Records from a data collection
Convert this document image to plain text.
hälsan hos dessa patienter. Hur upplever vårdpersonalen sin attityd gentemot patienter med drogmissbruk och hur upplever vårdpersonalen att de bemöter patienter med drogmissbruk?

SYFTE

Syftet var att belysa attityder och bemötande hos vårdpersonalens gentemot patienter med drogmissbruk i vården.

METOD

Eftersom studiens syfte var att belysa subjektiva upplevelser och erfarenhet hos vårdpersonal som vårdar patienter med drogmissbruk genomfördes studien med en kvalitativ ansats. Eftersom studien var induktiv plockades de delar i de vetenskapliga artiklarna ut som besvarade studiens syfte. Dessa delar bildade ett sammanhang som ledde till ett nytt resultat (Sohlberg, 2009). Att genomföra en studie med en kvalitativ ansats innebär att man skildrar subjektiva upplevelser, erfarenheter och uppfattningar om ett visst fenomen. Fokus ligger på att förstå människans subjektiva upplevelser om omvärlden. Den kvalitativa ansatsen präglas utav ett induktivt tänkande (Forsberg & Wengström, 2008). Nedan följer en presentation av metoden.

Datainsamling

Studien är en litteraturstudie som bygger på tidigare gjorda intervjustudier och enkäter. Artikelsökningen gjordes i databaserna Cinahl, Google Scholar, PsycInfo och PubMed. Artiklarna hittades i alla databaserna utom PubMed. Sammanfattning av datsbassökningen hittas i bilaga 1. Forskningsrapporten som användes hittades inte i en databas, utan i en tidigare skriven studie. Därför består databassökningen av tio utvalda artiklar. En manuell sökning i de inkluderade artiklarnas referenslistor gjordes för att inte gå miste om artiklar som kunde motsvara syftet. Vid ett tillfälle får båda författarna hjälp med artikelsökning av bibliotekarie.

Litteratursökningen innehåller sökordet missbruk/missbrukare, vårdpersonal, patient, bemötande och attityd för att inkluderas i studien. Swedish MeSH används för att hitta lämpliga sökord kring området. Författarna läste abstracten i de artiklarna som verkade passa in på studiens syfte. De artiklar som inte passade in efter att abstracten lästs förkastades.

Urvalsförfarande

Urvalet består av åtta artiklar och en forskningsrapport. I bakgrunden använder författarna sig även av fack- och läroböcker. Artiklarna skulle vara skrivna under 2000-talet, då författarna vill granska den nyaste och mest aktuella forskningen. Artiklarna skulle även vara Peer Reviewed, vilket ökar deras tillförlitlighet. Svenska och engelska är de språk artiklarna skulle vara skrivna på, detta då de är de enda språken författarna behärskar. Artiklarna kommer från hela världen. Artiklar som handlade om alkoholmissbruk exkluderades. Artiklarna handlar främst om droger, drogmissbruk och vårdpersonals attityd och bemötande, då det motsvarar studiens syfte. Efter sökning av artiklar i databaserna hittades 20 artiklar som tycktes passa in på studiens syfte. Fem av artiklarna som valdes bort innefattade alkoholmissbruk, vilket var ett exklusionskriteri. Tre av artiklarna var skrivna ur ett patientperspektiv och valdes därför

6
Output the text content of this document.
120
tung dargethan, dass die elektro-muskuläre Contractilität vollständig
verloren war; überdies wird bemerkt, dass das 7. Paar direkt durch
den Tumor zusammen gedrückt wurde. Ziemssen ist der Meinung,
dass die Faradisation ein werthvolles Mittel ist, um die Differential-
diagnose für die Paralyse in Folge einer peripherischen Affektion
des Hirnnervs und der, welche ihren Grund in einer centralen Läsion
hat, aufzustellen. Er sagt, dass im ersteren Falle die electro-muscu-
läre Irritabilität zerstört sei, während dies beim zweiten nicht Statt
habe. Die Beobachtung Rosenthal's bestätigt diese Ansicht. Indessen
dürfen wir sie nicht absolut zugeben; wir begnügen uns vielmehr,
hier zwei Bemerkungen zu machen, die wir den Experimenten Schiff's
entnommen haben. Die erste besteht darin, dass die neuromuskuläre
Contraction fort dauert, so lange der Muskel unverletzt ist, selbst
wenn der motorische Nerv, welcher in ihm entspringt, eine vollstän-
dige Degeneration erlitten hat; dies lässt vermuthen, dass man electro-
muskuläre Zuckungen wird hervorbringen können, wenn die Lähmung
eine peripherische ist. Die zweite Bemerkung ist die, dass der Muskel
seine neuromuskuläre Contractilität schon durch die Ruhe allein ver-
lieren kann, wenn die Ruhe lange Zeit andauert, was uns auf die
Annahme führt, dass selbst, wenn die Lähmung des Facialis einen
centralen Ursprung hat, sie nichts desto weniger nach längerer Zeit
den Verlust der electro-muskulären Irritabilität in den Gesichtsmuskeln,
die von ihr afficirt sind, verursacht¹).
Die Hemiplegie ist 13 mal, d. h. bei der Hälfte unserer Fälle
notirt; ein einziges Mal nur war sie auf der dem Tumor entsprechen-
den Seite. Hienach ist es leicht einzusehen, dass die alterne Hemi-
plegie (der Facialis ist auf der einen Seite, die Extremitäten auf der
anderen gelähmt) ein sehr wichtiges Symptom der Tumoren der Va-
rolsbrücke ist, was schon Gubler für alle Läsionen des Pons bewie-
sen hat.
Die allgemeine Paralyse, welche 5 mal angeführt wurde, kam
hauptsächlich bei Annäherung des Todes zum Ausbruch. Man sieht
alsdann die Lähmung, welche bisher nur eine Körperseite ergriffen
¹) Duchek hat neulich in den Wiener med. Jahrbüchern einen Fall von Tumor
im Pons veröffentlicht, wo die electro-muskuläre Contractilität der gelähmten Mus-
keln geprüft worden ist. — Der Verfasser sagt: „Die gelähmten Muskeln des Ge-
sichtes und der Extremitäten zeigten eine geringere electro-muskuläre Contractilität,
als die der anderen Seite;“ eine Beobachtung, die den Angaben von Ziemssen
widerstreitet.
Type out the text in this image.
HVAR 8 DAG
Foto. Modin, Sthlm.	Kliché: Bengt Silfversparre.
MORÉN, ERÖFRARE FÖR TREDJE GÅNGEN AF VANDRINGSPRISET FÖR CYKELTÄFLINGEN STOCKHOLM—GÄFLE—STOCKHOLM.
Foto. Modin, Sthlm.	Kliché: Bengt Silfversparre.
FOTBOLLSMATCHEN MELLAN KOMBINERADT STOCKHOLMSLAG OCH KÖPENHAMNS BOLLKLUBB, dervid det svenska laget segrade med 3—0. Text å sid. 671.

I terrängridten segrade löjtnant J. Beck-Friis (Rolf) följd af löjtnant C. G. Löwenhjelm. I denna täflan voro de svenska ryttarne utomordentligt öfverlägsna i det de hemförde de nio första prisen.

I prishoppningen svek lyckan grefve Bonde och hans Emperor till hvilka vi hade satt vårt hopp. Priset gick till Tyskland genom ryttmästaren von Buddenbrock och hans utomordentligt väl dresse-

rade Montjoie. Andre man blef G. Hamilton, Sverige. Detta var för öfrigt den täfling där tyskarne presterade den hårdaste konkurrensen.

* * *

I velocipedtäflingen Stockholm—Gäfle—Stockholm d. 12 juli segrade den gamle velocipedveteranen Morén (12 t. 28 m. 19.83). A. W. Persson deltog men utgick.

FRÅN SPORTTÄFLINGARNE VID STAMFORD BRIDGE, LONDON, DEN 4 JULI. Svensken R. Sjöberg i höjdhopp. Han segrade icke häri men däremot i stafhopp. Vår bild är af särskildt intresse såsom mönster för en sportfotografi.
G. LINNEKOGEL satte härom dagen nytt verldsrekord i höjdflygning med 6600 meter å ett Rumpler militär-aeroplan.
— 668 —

● Your objective
Each of the lines from the one holding "Type out the text in this image." through the final line of the entries is to be set down exactly, and no others.

● Response
Type out the text in this image.
HVAR 8 DAG
Foto. Modin, Sthlm.	Kliché: Bengt Silfversparre.
MORÉN, ERÖFRARE FÖR TREDJE GÅNGEN AF VANDRINGSPRISET FÖR CYKELTÄFLINGEN STOCKHOLM—GÄFLE—STOCKHOLM.
Foto. Modin, Sthlm.	Kliché: Bengt Silfversparre.
FOTBOLLSMATCHEN MELLAN KOMBINERADT STOCKHOLMSLAG OCH KÖPENHAMNS BOLLKLUBB, dervid det svenska laget segrade med 3—0. Text å sid. 671.

I terrängridten segrade löjtnant J. Beck-Friis (Rolf) följd af löjtnant C. G. Löwenhjelm. I denna täflan voro de svenska ryttarne utomordentligt öfverlägsna i det de hemförde de nio första prisen.

I prishoppningen svek lyckan grefve Bonde och hans Emperor till hvilka vi hade satt vårt hopp. Priset gick till Tyskland genom ryttmästaren von Buddenbrock och hans utomordentligt väl dresse-

rade Montjoie. Andre man blef G. Hamilton, Sverige. Detta var för öfrigt den täfling där tyskarne presterade den hårdaste konkurrensen.

* * *

I velocipedtäflingen Stockholm—Gäfle—Stockholm d. 12 juli segrade den gamle velocipedveteranen Morén (12 t. 28 m. 19.83). A. W. Persson deltog men utgick.

FRÅN SPORTTÄFLINGARNE VID STAMFORD BRIDGE, LONDON, DEN 4 JULI. Svensken R. Sjöberg i höjdhopp. Han segrade icke häri men däremot i stafhopp. Vår bild är af särskildt intresse såsom mönster för en sportfotografi.
G. LINNEKOGEL satte härom dagen nytt verldsrekord i höjdflygning med 6600 meter å ett Rumpler militär-aeroplan.
— 668 —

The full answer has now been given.